— Begin INPUT MATERIAL —

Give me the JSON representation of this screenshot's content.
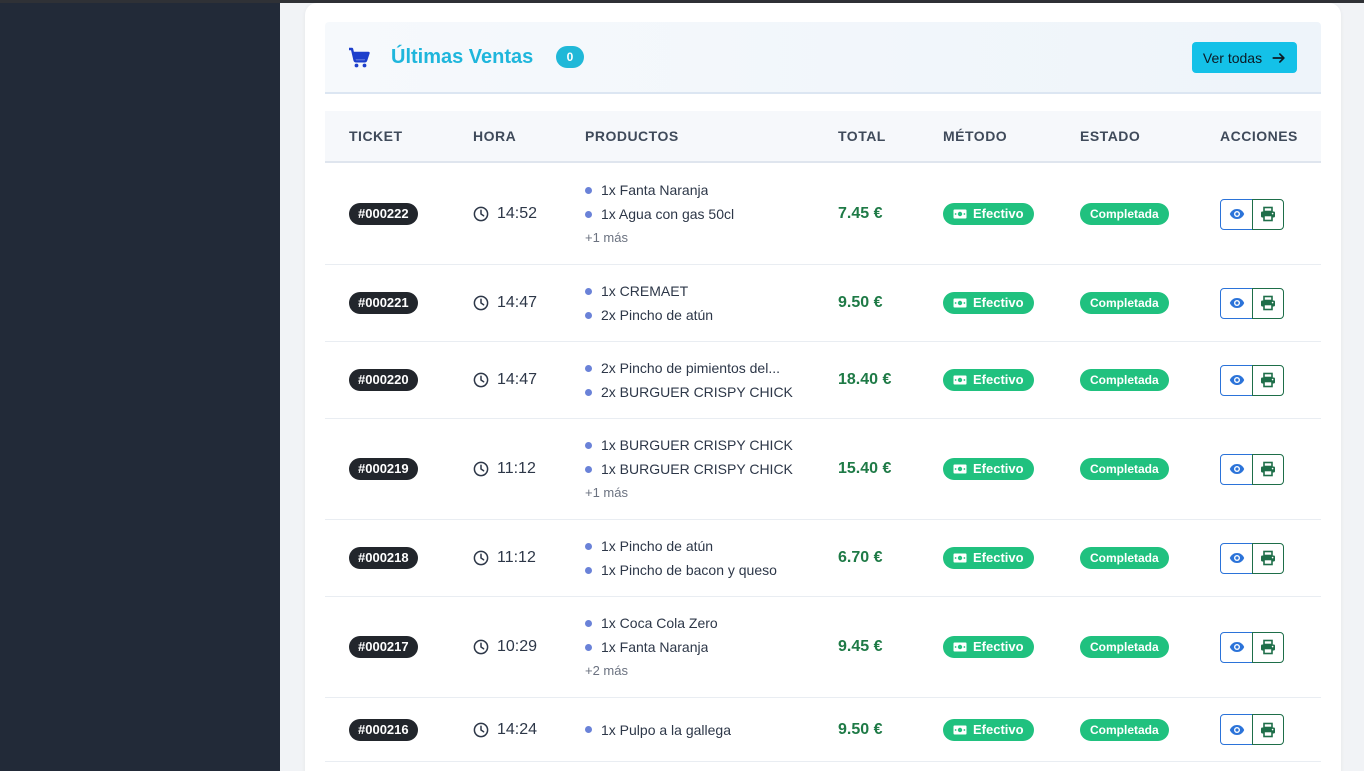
{
  "header": {
    "title": "Últimas Ventas",
    "count": "0",
    "view_all_label": "Ver todas",
    "icon": "cart-icon",
    "accent": "#1fb6dc"
  },
  "columns": {
    "ticket": "TICKET",
    "hora": "HORA",
    "productos": "PRODUCTOS",
    "total": "TOTAL",
    "metodo": "MÉTODO",
    "estado": "ESTADO",
    "acciones": "ACCIONES"
  },
  "sales": [
    {
      "ticket": "#000222",
      "time": "14:52",
      "products": [
        "1x Fanta Naranja",
        "1x Agua con gas 50cl"
      ],
      "more": "+1 más",
      "total": "7.45 €",
      "method": "Efectivo",
      "status": "Completada"
    },
    {
      "ticket": "#000221",
      "time": "14:47",
      "products": [
        "1x CREMAET",
        "2x Pincho de atún"
      ],
      "more": "",
      "total": "9.50 €",
      "method": "Efectivo",
      "status": "Completada"
    },
    {
      "ticket": "#000220",
      "time": "14:47",
      "products": [
        "2x Pincho de pimientos del...",
        "2x BURGUER CRISPY CHICK"
      ],
      "more": "",
      "total": "18.40 €",
      "method": "Efectivo",
      "status": "Completada"
    },
    {
      "ticket": "#000219",
      "time": "11:12",
      "products": [
        "1x BURGUER CRISPY CHICK",
        "1x BURGUER CRISPY CHICK"
      ],
      "more": "+1 más",
      "total": "15.40 €",
      "method": "Efectivo",
      "status": "Completada"
    },
    {
      "ticket": "#000218",
      "time": "11:12",
      "products": [
        "1x Pincho de atún",
        "1x Pincho de bacon y queso"
      ],
      "more": "",
      "total": "6.70 €",
      "method": "Efectivo",
      "status": "Completada"
    },
    {
      "ticket": "#000217",
      "time": "10:29",
      "products": [
        "1x Coca Cola Zero",
        "1x Fanta Naranja"
      ],
      "more": "+2 más",
      "total": "9.45 €",
      "method": "Efectivo",
      "status": "Completada"
    },
    {
      "ticket": "#000216",
      "time": "14:24",
      "products": [
        "1x Pulpo a la gallega"
      ],
      "more": "",
      "total": "9.50 €",
      "method": "Efectivo",
      "status": "Completada"
    }
  ],
  "colors": {
    "sidebar": "#222a38",
    "total": "#1e7a46",
    "badge_green": "#20c17f",
    "button_cyan": "#14c1e8"
  }
}
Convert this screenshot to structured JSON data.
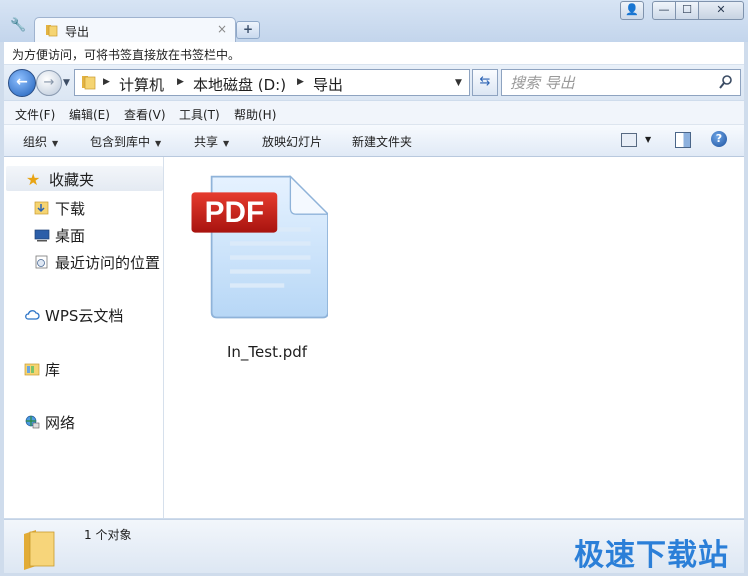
{
  "title_bar": {
    "tab_title": "导出",
    "tab_close": "×",
    "new_tab": "+",
    "window_buttons": {
      "user": "👤",
      "minimize": "—",
      "maximize": "☐",
      "close": "✕"
    }
  },
  "hint_bar": {
    "text": "为方便访问，可将书签直接放在书签栏中。"
  },
  "address": {
    "crumbs": [
      "计算机",
      "本地磁盘 (D:)",
      "导出"
    ],
    "search_placeholder": "搜索 导出"
  },
  "menu": [
    "文件(F)",
    "编辑(E)",
    "查看(V)",
    "工具(T)",
    "帮助(H)"
  ],
  "toolbar": {
    "organize": "组织",
    "include_library": "包含到库中",
    "share": "共享",
    "slideshow": "放映幻灯片",
    "new_folder": "新建文件夹"
  },
  "nav": {
    "favorites": "收藏夹",
    "downloads": "下载",
    "desktop": "桌面",
    "recent": "最近访问的位置",
    "wps": "WPS云文档",
    "library": "库",
    "network": "网络"
  },
  "file": {
    "name": "In_Test.pdf",
    "badge": "PDF",
    "icon": "pdf-file-icon"
  },
  "status": {
    "text": "1 个对象"
  },
  "watermark": "极速下载站",
  "colors": {
    "accent": "#2b7fd8",
    "pdf_red": "#c8201c"
  }
}
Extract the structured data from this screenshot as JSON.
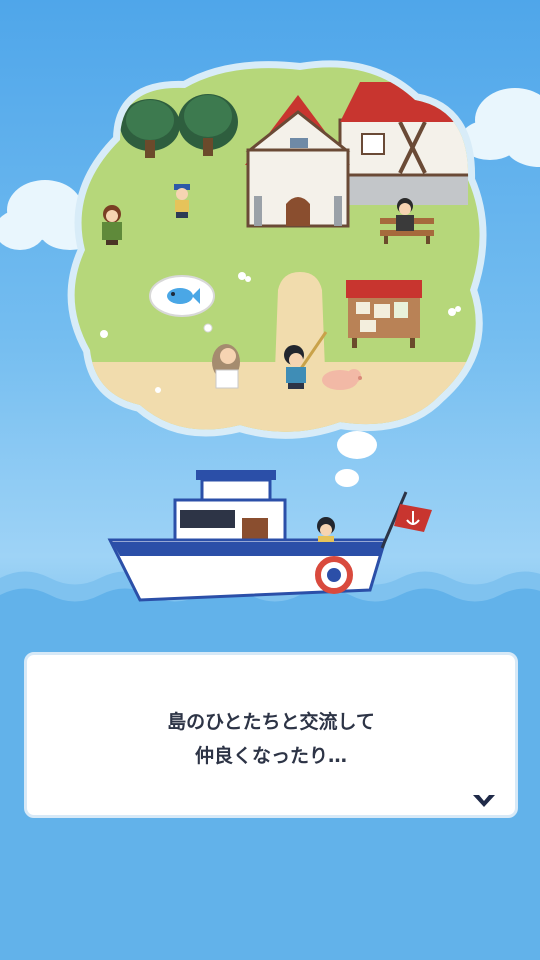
{
  "dialog": {
    "line1": "島のひとたちと交流して",
    "line2": "仲良くなったり…"
  },
  "icons": {
    "next": "chevron-down-icon",
    "thought_fish": "fish-icon",
    "flag": "anchor-icon"
  },
  "colors": {
    "sky_top": "#4fa6ea",
    "sea": "#5fb0ea",
    "grass": "#b6d77a",
    "sand": "#f1dcad",
    "roof": "#c8352f",
    "boat_blue": "#2b4fa8",
    "dialog_text": "#2d3446"
  }
}
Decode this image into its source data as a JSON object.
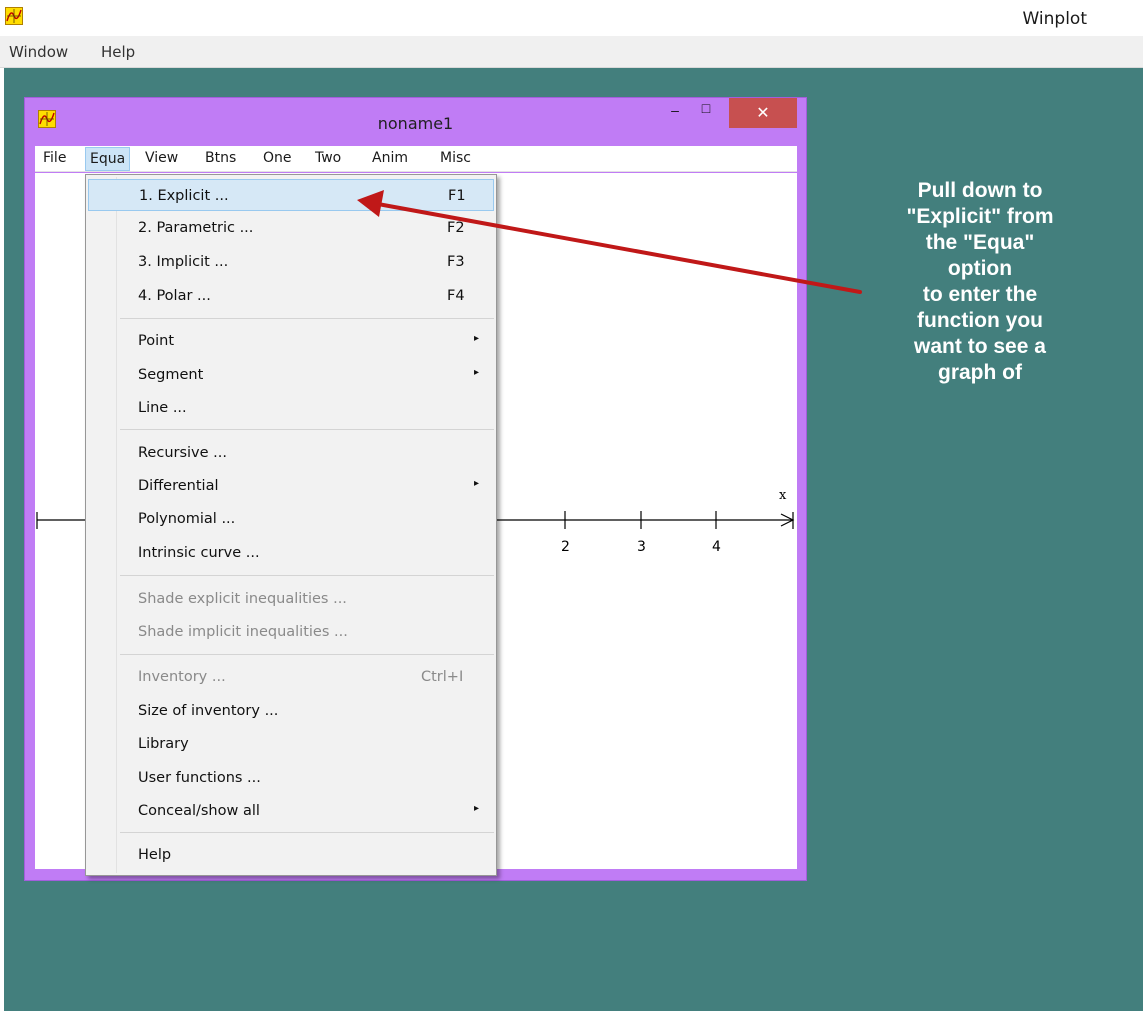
{
  "app": {
    "title": "Winplot",
    "menu": [
      "Window",
      "Help"
    ]
  },
  "child_window": {
    "title": "noname1",
    "controls": {
      "minimize": "–",
      "maximize": "□",
      "close": "✕"
    },
    "menu": [
      "File",
      "Equa",
      "View",
      "Btns",
      "One",
      "Two",
      "Anim",
      "Misc"
    ],
    "active_menu": "Equa"
  },
  "dropdown": {
    "items": [
      {
        "label": "1. Explicit ...",
        "shortcut": "F1"
      },
      {
        "label": "2. Parametric ...",
        "shortcut": "F2"
      },
      {
        "label": "3. Implicit ...",
        "shortcut": "F3"
      },
      {
        "label": "4. Polar ...",
        "shortcut": "F4"
      },
      {
        "label": "Point"
      },
      {
        "label": "Segment"
      },
      {
        "label": "Line ..."
      },
      {
        "label": "Recursive ..."
      },
      {
        "label": "Differential"
      },
      {
        "label": "Polynomial ..."
      },
      {
        "label": "Intrinsic curve ..."
      },
      {
        "label": "Shade explicit inequalities ..."
      },
      {
        "label": "Shade implicit inequalities ..."
      },
      {
        "label": "Inventory ...",
        "shortcut": "Ctrl+I"
      },
      {
        "label": "Size of inventory ..."
      },
      {
        "label": "Library"
      },
      {
        "label": "User functions ..."
      },
      {
        "label": "Conceal/show all"
      },
      {
        "label": "Help"
      }
    ],
    "submenu_arrow": "▸"
  },
  "plot": {
    "axis_label": "x",
    "ticks": [
      "2",
      "3",
      "4"
    ]
  },
  "annotation": {
    "lines": [
      "Pull down to",
      "\"Explicit\" from",
      "the \"Equa\"",
      "option",
      "to enter the",
      "function you",
      "want to see a",
      "graph of"
    ]
  },
  "colors": {
    "client_bg": "#437f7d",
    "child_frame": "#c07cf5",
    "close_button": "#c75050",
    "menu_highlight": "#d6e8f6",
    "arrow": "#c01818"
  }
}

— End INPUT MATERIAL —

EXERCISE INSTRUCTIONS:
Copy out each line of the material that holds the word "structured".

FINISHED EXERCISE:
Convert this screenshot to structured JSON data.
Extract the structured data from this screenshot as JSON.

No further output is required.